# Short problem
Print the records below word for word, but leave out the pictures.

# Available data
---
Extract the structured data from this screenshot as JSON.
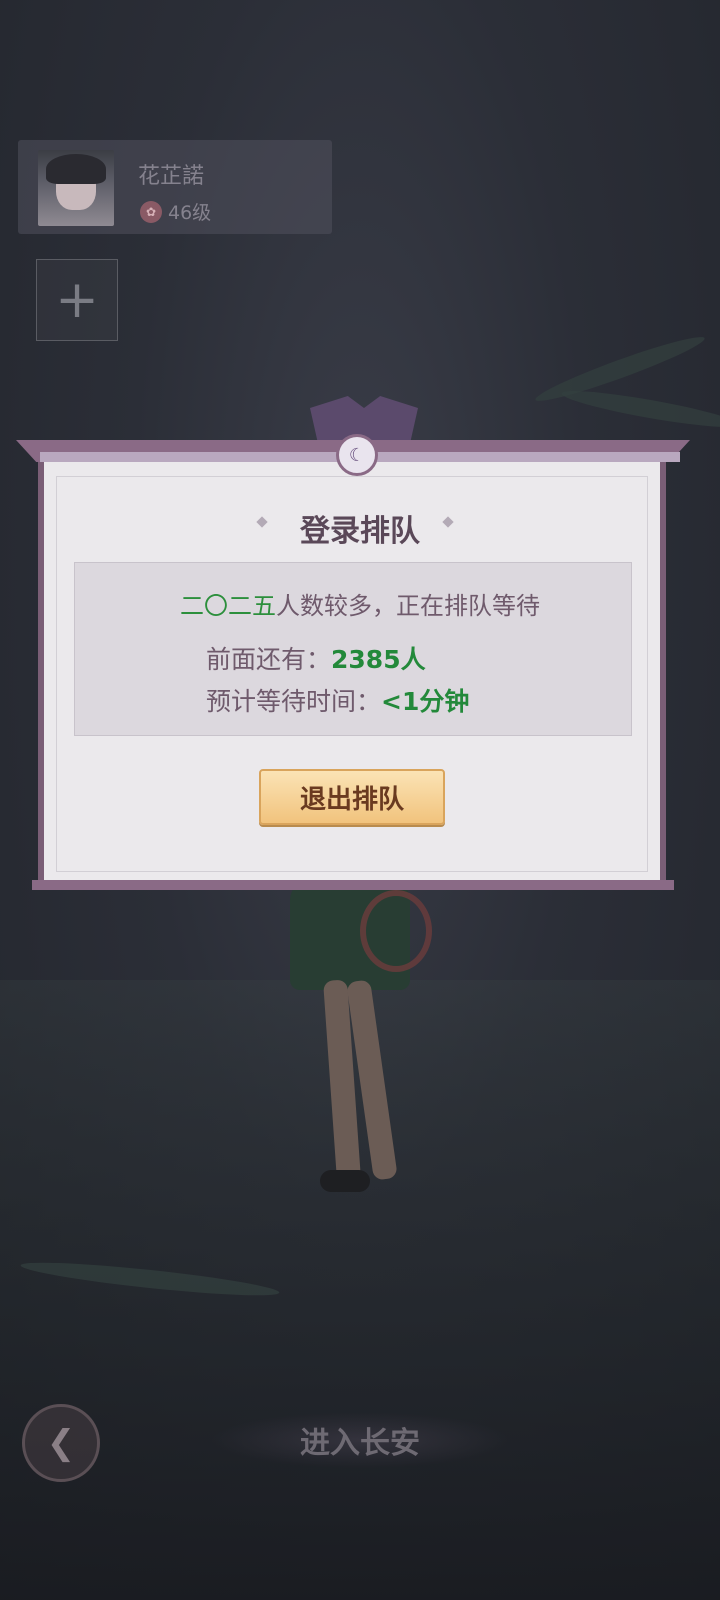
{
  "character": {
    "name": "花芷諾",
    "level": "46级"
  },
  "add_button": {
    "icon": "plus-icon",
    "glyph": "+"
  },
  "queue_dialog": {
    "emblem_glyph": "☾",
    "title": "登录排队",
    "message_highlight": "二〇二五",
    "message_rest": "人数较多，正在排队等待",
    "ahead_label": "前面还有：",
    "ahead_value": "2385人",
    "wait_label": "预计等待时间：",
    "wait_value": "<1分钟",
    "exit_label": "退出排队"
  },
  "bottom_nav": {
    "back_icon": "back-arrow-icon",
    "back_glyph": "❮",
    "enter_label": "进入长安"
  },
  "colors": {
    "accent_green": "#23893a",
    "dialog_frame": "#7a5e76",
    "button_gold": "#f1c37d"
  }
}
---
# Exercise result
Extract the structured data from this screenshot as JSON.
{
  "character": {
    "name": "花芷諾",
    "level": "46级"
  },
  "add_button": {
    "icon": "plus-icon",
    "glyph": "+"
  },
  "queue_dialog": {
    "emblem_glyph": "☾",
    "title": "登录排队",
    "message_highlight": "二〇二五",
    "message_rest": "人数较多，正在排队等待",
    "ahead_label": "前面还有：",
    "ahead_value": "2385人",
    "wait_label": "预计等待时间：",
    "wait_value": "<1分钟",
    "exit_label": "退出排队"
  },
  "bottom_nav": {
    "back_icon": "back-arrow-icon",
    "back_glyph": "❮",
    "enter_label": "进入长安"
  },
  "colors": {
    "accent_green": "#23893a",
    "dialog_frame": "#7a5e76",
    "button_gold": "#f1c37d"
  }
}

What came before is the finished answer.